**Record extracts**
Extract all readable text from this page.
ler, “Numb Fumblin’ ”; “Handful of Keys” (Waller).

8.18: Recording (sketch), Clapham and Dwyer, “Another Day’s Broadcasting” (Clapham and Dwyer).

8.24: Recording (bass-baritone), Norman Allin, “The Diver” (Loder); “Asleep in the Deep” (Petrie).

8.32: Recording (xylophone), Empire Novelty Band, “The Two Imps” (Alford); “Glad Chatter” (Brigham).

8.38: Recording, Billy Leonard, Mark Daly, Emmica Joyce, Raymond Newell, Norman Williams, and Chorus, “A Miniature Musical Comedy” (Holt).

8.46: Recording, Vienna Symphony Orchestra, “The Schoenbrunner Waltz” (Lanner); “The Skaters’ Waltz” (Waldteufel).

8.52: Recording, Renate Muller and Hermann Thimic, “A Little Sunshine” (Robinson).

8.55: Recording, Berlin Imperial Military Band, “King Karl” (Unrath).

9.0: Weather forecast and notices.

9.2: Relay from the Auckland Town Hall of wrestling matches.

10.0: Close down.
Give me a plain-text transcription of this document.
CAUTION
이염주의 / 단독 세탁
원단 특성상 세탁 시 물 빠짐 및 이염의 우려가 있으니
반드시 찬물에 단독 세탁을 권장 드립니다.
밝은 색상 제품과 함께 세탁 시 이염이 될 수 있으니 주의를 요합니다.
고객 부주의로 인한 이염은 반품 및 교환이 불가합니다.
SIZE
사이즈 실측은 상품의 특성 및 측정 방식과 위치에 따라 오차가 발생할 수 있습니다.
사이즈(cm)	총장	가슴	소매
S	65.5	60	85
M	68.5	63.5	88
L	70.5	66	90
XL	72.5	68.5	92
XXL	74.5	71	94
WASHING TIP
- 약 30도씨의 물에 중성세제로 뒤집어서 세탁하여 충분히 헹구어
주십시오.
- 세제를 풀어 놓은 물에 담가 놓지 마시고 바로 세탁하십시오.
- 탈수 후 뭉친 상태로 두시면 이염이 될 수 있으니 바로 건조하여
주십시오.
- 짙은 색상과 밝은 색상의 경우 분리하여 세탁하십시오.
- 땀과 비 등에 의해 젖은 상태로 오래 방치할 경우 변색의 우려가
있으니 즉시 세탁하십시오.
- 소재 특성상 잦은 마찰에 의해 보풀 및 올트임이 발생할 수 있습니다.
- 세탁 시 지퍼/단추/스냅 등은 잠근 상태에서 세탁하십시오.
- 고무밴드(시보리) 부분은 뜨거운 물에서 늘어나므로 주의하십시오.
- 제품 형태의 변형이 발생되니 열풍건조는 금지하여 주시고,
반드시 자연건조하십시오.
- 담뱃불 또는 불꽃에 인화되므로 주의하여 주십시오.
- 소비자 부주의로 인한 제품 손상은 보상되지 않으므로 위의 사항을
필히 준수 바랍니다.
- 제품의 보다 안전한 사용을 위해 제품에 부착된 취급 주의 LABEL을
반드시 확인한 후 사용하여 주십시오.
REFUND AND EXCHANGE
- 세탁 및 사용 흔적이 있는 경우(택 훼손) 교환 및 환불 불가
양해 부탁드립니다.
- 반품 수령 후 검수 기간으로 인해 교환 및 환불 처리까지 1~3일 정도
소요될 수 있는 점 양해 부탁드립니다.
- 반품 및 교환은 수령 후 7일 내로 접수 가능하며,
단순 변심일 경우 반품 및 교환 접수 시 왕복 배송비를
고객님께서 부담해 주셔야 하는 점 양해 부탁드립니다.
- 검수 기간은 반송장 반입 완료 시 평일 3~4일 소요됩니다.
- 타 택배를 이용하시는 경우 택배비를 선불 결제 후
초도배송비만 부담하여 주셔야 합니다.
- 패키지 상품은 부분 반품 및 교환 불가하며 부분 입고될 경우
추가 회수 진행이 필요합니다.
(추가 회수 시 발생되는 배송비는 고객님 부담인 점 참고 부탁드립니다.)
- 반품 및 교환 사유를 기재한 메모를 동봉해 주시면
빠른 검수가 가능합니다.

**Aim of the task**
Reproduce the listing shown above in its entirety, exactly.

**Finished exercise**
Extract all readable text from this page.
ler, “Numb Fumblin’ ”; “Handful of Keys” (Waller).

8.18: Recording (sketch), Clapham and Dwyer, “Another Day’s Broadcasting” (Clapham and Dwyer).

8.24: Recording (bass-baritone), Norman Allin, “The Diver” (Loder); “Asleep in the Deep” (Petrie).

8.32: Recording (xylophone), Empire Novelty Band, “The Two Imps” (Alford); “Glad Chatter” (Brigham).

8.38: Recording, Billy Leonard, Mark Daly, Emmica Joyce, Raymond Newell, Norman Williams, and Chorus, “A Miniature Musical Comedy” (Holt).

8.46: Recording, Vienna Symphony Orchestra, “The Schoenbrunner Waltz” (Lanner); “The Skaters’ Waltz” (Waldteufel).

8.52: Recording, Renate Muller and Hermann Thimic, “A Little Sunshine” (Robinson).

8.55: Recording, Berlin Imperial Military Band, “King Karl” (Unrath).

9.0: Weather forecast and notices.

9.2: Relay from the Auckland Town Hall of wrestling matches.

10.0: Close down.
Give me a plain-text transcription of this document.
CAUTION
이염주의 / 단독 세탁
원단 특성상 세탁 시 물 빠짐 및 이염의 우려가 있으니
반드시 찬물에 단독 세탁을 권장 드립니다.
밝은 색상 제품과 함께 세탁 시 이염이 될 수 있으니 주의를 요합니다.
고객 부주의로 인한 이염은 반품 및 교환이 불가합니다.
SIZE
사이즈 실측은 상품의 특성 및 측정 방식과 위치에 따라 오차가 발생할 수 있습니다.
사이즈(cm)	총장	가슴	소매
S	65.5	60	85
M	68.5	63.5	88
L	70.5	66	90
XL	72.5	68.5	92
XXL	74.5	71	94
WASHING TIP
- 약 30도씨의 물에 중성세제로 뒤집어서 세탁하여 충분히 헹구어
주십시오.
- 세제를 풀어 놓은 물에 담가 놓지 마시고 바로 세탁하십시오.
- 탈수 후 뭉친 상태로 두시면 이염이 될 수 있으니 바로 건조하여
주십시오.
- 짙은 색상과 밝은 색상의 경우 분리하여 세탁하십시오.
- 땀과 비 등에 의해 젖은 상태로 오래 방치할 경우 변색의 우려가
있으니 즉시 세탁하십시오.
- 소재 특성상 잦은 마찰에 의해 보풀 및 올트임이 발생할 수 있습니다.
- 세탁 시 지퍼/단추/스냅 등은 잠근 상태에서 세탁하십시오.
- 고무밴드(시보리) 부분은 뜨거운 물에서 늘어나므로 주의하십시오.
- 제품 형태의 변형이 발생되니 열풍건조는 금지하여 주시고,
반드시 자연건조하십시오.
- 담뱃불 또는 불꽃에 인화되므로 주의하여 주십시오.
- 소비자 부주의로 인한 제품 손상은 보상되지 않으므로 위의 사항을
필히 준수 바랍니다.
- 제품의 보다 안전한 사용을 위해 제품에 부착된 취급 주의 LABEL을
반드시 확인한 후 사용하여 주십시오.
REFUND AND EXCHANGE
- 세탁 및 사용 흔적이 있는 경우(택 훼손) 교환 및 환불 불가
양해 부탁드립니다.
- 반품 수령 후 검수 기간으로 인해 교환 및 환불 처리까지 1~3일 정도
소요될 수 있는 점 양해 부탁드립니다.
- 반품 및 교환은 수령 후 7일 내로 접수 가능하며,
단순 변심일 경우 반품 및 교환 접수 시 왕복 배송비를
고객님께서 부담해 주셔야 하는 점 양해 부탁드립니다.
- 검수 기간은 반송장 반입 완료 시 평일 3~4일 소요됩니다.
- 타 택배를 이용하시는 경우 택배비를 선불 결제 후
초도배송비만 부담하여 주셔야 합니다.
- 패키지 상품은 부분 반품 및 교환 불가하며 부분 입고될 경우
추가 회수 진행이 필요합니다.
(추가 회수 시 발생되는 배송비는 고객님 부담인 점 참고 부탁드립니다.)
- 반품 및 교환 사유를 기재한 메모를 동봉해 주시면
빠른 검수가 가능합니다.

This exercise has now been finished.